[Excerpts from a dataset]
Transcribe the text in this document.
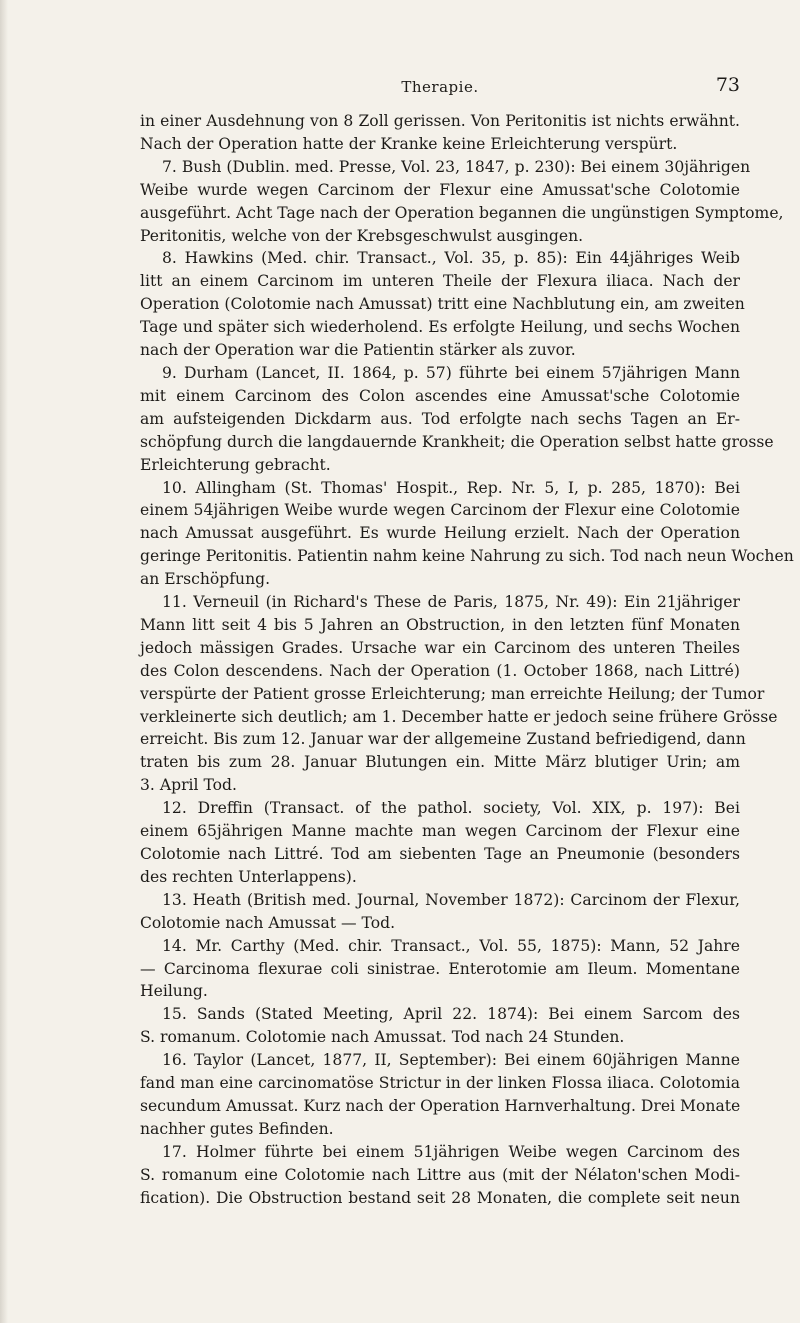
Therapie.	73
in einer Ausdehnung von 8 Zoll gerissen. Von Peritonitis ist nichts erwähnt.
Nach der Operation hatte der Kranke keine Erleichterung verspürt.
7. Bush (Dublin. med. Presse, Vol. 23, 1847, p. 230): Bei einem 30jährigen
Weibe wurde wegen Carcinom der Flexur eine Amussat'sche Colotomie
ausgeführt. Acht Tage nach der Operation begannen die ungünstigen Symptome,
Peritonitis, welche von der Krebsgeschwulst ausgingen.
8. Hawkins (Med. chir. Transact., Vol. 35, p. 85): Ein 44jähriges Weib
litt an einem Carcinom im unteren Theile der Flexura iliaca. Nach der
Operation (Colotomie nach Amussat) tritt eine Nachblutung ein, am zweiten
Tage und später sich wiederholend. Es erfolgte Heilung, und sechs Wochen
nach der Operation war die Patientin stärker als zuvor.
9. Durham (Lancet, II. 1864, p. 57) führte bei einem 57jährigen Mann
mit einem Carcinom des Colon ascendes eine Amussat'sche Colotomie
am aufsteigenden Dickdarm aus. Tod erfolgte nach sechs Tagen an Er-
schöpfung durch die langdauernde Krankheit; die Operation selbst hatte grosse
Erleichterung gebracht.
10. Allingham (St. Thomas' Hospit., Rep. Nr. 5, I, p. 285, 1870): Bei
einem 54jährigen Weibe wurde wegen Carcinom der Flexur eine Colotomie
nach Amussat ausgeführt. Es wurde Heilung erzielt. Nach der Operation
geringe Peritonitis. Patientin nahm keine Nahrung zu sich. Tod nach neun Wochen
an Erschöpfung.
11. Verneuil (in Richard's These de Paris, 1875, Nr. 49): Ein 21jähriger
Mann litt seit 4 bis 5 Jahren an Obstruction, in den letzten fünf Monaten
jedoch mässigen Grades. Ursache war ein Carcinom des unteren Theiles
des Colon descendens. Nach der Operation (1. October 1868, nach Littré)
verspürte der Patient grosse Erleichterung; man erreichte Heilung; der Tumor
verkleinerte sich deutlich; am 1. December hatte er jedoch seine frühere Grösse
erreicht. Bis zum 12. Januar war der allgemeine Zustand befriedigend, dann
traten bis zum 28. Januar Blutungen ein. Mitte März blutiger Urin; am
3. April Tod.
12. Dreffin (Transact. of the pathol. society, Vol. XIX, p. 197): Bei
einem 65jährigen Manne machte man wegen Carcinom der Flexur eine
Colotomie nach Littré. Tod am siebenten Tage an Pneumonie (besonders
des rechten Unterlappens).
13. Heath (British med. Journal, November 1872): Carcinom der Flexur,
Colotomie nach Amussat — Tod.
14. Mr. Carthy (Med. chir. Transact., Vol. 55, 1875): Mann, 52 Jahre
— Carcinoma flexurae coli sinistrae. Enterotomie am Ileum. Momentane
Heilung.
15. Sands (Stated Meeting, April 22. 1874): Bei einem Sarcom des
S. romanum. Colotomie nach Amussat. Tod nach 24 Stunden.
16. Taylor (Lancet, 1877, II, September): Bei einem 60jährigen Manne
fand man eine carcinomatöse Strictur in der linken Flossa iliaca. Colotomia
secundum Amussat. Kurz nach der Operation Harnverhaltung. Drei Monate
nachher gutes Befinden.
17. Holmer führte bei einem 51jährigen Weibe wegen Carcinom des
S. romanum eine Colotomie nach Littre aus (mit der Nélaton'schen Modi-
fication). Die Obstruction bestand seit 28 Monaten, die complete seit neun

## EXERCISE PROMPT
Pictures aside, restate the entries word for word.

## TASK RESPONSE
Transcribe the text in this document.
Therapie.	73
in einer Ausdehnung von 8 Zoll gerissen. Von Peritonitis ist nichts erwähnt.
Nach der Operation hatte der Kranke keine Erleichterung verspürt.
7. Bush (Dublin. med. Presse, Vol. 23, 1847, p. 230): Bei einem 30jährigen
Weibe wurde wegen Carcinom der Flexur eine Amussat'sche Colotomie
ausgeführt. Acht Tage nach der Operation begannen die ungünstigen Symptome,
Peritonitis, welche von der Krebsgeschwulst ausgingen.
8. Hawkins (Med. chir. Transact., Vol. 35, p. 85): Ein 44jähriges Weib
litt an einem Carcinom im unteren Theile der Flexura iliaca. Nach der
Operation (Colotomie nach Amussat) tritt eine Nachblutung ein, am zweiten
Tage und später sich wiederholend. Es erfolgte Heilung, und sechs Wochen
nach der Operation war die Patientin stärker als zuvor.
9. Durham (Lancet, II. 1864, p. 57) führte bei einem 57jährigen Mann
mit einem Carcinom des Colon ascendes eine Amussat'sche Colotomie
am aufsteigenden Dickdarm aus. Tod erfolgte nach sechs Tagen an Er-
schöpfung durch die langdauernde Krankheit; die Operation selbst hatte grosse
Erleichterung gebracht.
10. Allingham (St. Thomas' Hospit., Rep. Nr. 5, I, p. 285, 1870): Bei
einem 54jährigen Weibe wurde wegen Carcinom der Flexur eine Colotomie
nach Amussat ausgeführt. Es wurde Heilung erzielt. Nach der Operation
geringe Peritonitis. Patientin nahm keine Nahrung zu sich. Tod nach neun Wochen
an Erschöpfung.
11. Verneuil (in Richard's These de Paris, 1875, Nr. 49): Ein 21jähriger
Mann litt seit 4 bis 5 Jahren an Obstruction, in den letzten fünf Monaten
jedoch mässigen Grades. Ursache war ein Carcinom des unteren Theiles
des Colon descendens. Nach der Operation (1. October 1868, nach Littré)
verspürte der Patient grosse Erleichterung; man erreichte Heilung; der Tumor
verkleinerte sich deutlich; am 1. December hatte er jedoch seine frühere Grösse
erreicht. Bis zum 12. Januar war der allgemeine Zustand befriedigend, dann
traten bis zum 28. Januar Blutungen ein. Mitte März blutiger Urin; am
3. April Tod.
12. Dreffin (Transact. of the pathol. society, Vol. XIX, p. 197): Bei
einem 65jährigen Manne machte man wegen Carcinom der Flexur eine
Colotomie nach Littré. Tod am siebenten Tage an Pneumonie (besonders
des rechten Unterlappens).
13. Heath (British med. Journal, November 1872): Carcinom der Flexur,
Colotomie nach Amussat — Tod.
14. Mr. Carthy (Med. chir. Transact., Vol. 55, 1875): Mann, 52 Jahre
— Carcinoma flexurae coli sinistrae. Enterotomie am Ileum. Momentane
Heilung.
15. Sands (Stated Meeting, April 22. 1874): Bei einem Sarcom des
S. romanum. Colotomie nach Amussat. Tod nach 24 Stunden.
16. Taylor (Lancet, 1877, II, September): Bei einem 60jährigen Manne
fand man eine carcinomatöse Strictur in der linken Flossa iliaca. Colotomia
secundum Amussat. Kurz nach der Operation Harnverhaltung. Drei Monate
nachher gutes Befinden.
17. Holmer führte bei einem 51jährigen Weibe wegen Carcinom des
S. romanum eine Colotomie nach Littre aus (mit der Nélaton'schen Modi-
fication). Die Obstruction bestand seit 28 Monaten, die complete seit neun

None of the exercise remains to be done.